Records about charts and figures:

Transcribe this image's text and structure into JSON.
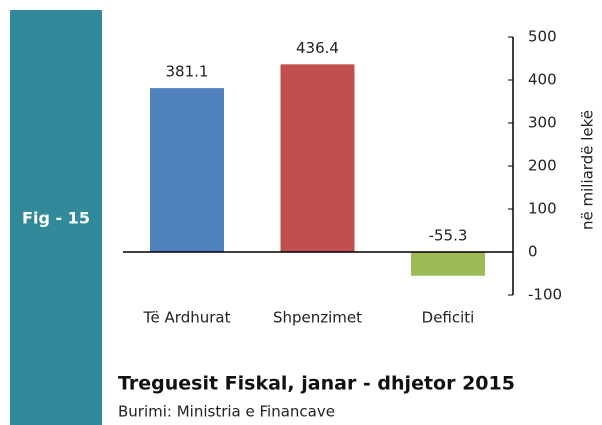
{
  "sidebar_label": "Fig - 15",
  "chart_data": {
    "type": "bar",
    "title": "Treguesit Fiskal, janar - dhjetor 2015",
    "source": "Burimi: Ministria e Financave",
    "y_axis_label": "në miliardë lekë",
    "categories": [
      "Të Ardhurat",
      "Shpenzimet",
      "Deficiti"
    ],
    "values": [
      381.1,
      436.4,
      -55.3
    ],
    "colors": [
      "#4f81bd",
      "#c0504d",
      "#9bbb59"
    ],
    "ylim": [
      -100,
      500
    ],
    "yticks": [
      -100,
      0,
      100,
      200,
      300,
      400,
      500
    ],
    "y_axis_side": "right"
  }
}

Given instruction: Omit any images, then output the listing exactly.

The reply:
Transcribe this image's text and structure into JSON.
{
  "sidebar_label": "Fig - 15",
  "chart_data": {
    "type": "bar",
    "title": "Treguesit Fiskal, janar - dhjetor 2015",
    "source": "Burimi: Ministria e Financave",
    "y_axis_label": "në miliardë lekë",
    "categories": [
      "Të Ardhurat",
      "Shpenzimet",
      "Deficiti"
    ],
    "values": [
      381.1,
      436.4,
      -55.3
    ],
    "colors": [
      "#4f81bd",
      "#c0504d",
      "#9bbb59"
    ],
    "ylim": [
      -100,
      500
    ],
    "yticks": [
      -100,
      0,
      100,
      200,
      300,
      400,
      500
    ],
    "y_axis_side": "right"
  }
}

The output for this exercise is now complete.